Written exercise
Give the listing again exactly, omitting its images.

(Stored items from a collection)

***

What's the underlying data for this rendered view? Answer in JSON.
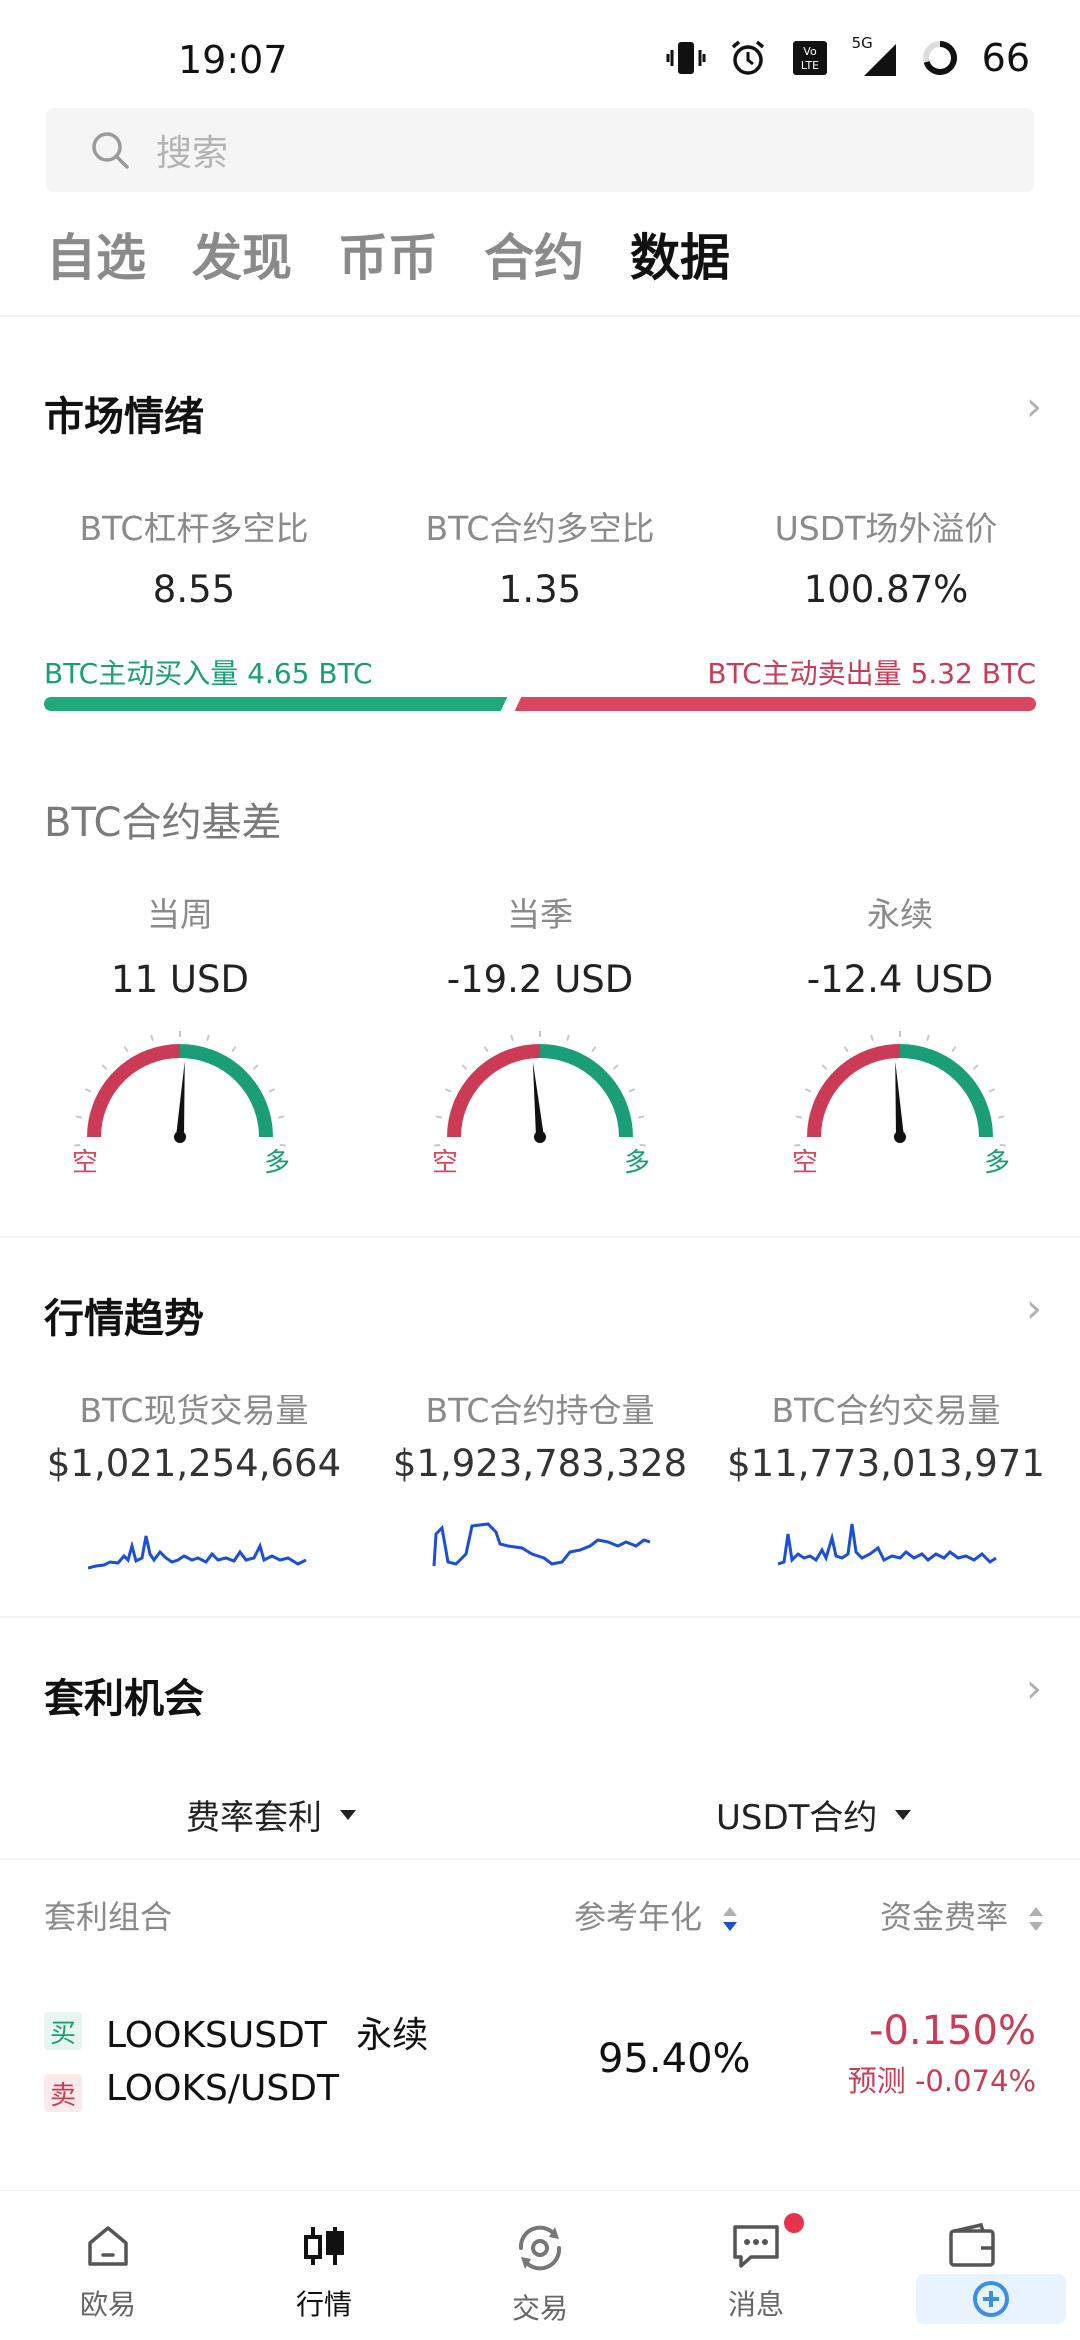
{
  "status_bar": {
    "time": "19:07",
    "network": "5G",
    "battery": "66"
  },
  "search": {
    "placeholder": "搜索"
  },
  "tabs": [
    {
      "label": "自选",
      "active": false
    },
    {
      "label": "发现",
      "active": false
    },
    {
      "label": "币币",
      "active": false
    },
    {
      "label": "合约",
      "active": false
    },
    {
      "label": "数据",
      "active": true
    }
  ],
  "market_sentiment": {
    "title": "市场情绪",
    "metrics": [
      {
        "label": "BTC杠杆多空比",
        "value": "8.55"
      },
      {
        "label": "BTC合约多空比",
        "value": "1.35"
      },
      {
        "label": "USDT场外溢价",
        "value": "100.87%"
      }
    ],
    "buy_flow": "BTC主动买入量 4.65 BTC",
    "sell_flow": "BTC主动卖出量 5.32 BTC",
    "buy_fraction": 0.466
  },
  "basis": {
    "title": "BTC合约基差",
    "short_label": "空",
    "long_label": "多",
    "gauges": [
      {
        "label": "当周",
        "value": "11 USD",
        "needle": 0.52
      },
      {
        "label": "当季",
        "value": "-19.2 USD",
        "needle": 0.47
      },
      {
        "label": "永续",
        "value": "-12.4 USD",
        "needle": 0.48
      }
    ]
  },
  "trend": {
    "title": "行情趋势",
    "items": [
      {
        "label": "BTC现货交易量",
        "value": "$1,021,254,664"
      },
      {
        "label": "BTC合约持仓量",
        "value": "$1,923,783,328"
      },
      {
        "label": "BTC合约交易量",
        "value": "$11,773,013,971"
      }
    ],
    "line_color": "#1a4fd6"
  },
  "arbitrage": {
    "title": "套利机会",
    "filter_type": "费率套利",
    "filter_market": "USDT合约",
    "columns": {
      "combo": "套利组合",
      "annual": "参考年化",
      "funding": "资金费率"
    },
    "rows": [
      {
        "buy_badge": "买",
        "buy_pair": "LOOKSUSDT",
        "buy_suffix": "永续",
        "sell_badge": "卖",
        "sell_pair": "LOOKS/USDT",
        "annual": "95.40%",
        "funding": "-0.150%",
        "forecast": "预测 -0.074%"
      }
    ]
  },
  "bottom_nav": [
    {
      "label": "欧易",
      "icon": "home-icon",
      "active": false
    },
    {
      "label": "行情",
      "icon": "candlestick-icon",
      "active": true
    },
    {
      "label": "交易",
      "icon": "trade-icon",
      "active": false
    },
    {
      "label": "消息",
      "icon": "message-icon",
      "active": false,
      "dot": true
    },
    {
      "label": "",
      "icon": "wallet-icon",
      "active": false
    }
  ],
  "colors": {
    "green": "#1a9e76",
    "red": "#cc3b56",
    "blue": "#1a4fd6"
  }
}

***

Exercise solution
What's the underlying data for this rendered view? Answer in JSON.
{
  "status_bar": {
    "time": "19:07",
    "network": "5G",
    "battery": "66"
  },
  "search": {
    "placeholder": "搜索"
  },
  "tabs": [
    {
      "label": "自选",
      "active": false
    },
    {
      "label": "发现",
      "active": false
    },
    {
      "label": "币币",
      "active": false
    },
    {
      "label": "合约",
      "active": false
    },
    {
      "label": "数据",
      "active": true
    }
  ],
  "market_sentiment": {
    "title": "市场情绪",
    "metrics": [
      {
        "label": "BTC杠杆多空比",
        "value": "8.55"
      },
      {
        "label": "BTC合约多空比",
        "value": "1.35"
      },
      {
        "label": "USDT场外溢价",
        "value": "100.87%"
      }
    ],
    "buy_flow": "BTC主动买入量 4.65 BTC",
    "sell_flow": "BTC主动卖出量 5.32 BTC",
    "buy_fraction": 0.466
  },
  "basis": {
    "title": "BTC合约基差",
    "short_label": "空",
    "long_label": "多",
    "gauges": [
      {
        "label": "当周",
        "value": "11 USD",
        "needle": 0.52
      },
      {
        "label": "当季",
        "value": "-19.2 USD",
        "needle": 0.47
      },
      {
        "label": "永续",
        "value": "-12.4 USD",
        "needle": 0.48
      }
    ]
  },
  "trend": {
    "title": "行情趋势",
    "items": [
      {
        "label": "BTC现货交易量",
        "value": "$1,021,254,664"
      },
      {
        "label": "BTC合约持仓量",
        "value": "$1,923,783,328"
      },
      {
        "label": "BTC合约交易量",
        "value": "$11,773,013,971"
      }
    ],
    "line_color": "#1a4fd6"
  },
  "arbitrage": {
    "title": "套利机会",
    "filter_type": "费率套利",
    "filter_market": "USDT合约",
    "columns": {
      "combo": "套利组合",
      "annual": "参考年化",
      "funding": "资金费率"
    },
    "rows": [
      {
        "buy_badge": "买",
        "buy_pair": "LOOKSUSDT",
        "buy_suffix": "永续",
        "sell_badge": "卖",
        "sell_pair": "LOOKS/USDT",
        "annual": "95.40%",
        "funding": "-0.150%",
        "forecast": "预测 -0.074%"
      }
    ]
  },
  "bottom_nav": [
    {
      "label": "欧易",
      "icon": "home-icon",
      "active": false
    },
    {
      "label": "行情",
      "icon": "candlestick-icon",
      "active": true
    },
    {
      "label": "交易",
      "icon": "trade-icon",
      "active": false
    },
    {
      "label": "消息",
      "icon": "message-icon",
      "active": false,
      "dot": true
    },
    {
      "label": "",
      "icon": "wallet-icon",
      "active": false
    }
  ],
  "colors": {
    "green": "#1a9e76",
    "red": "#cc3b56",
    "blue": "#1a4fd6"
  }
}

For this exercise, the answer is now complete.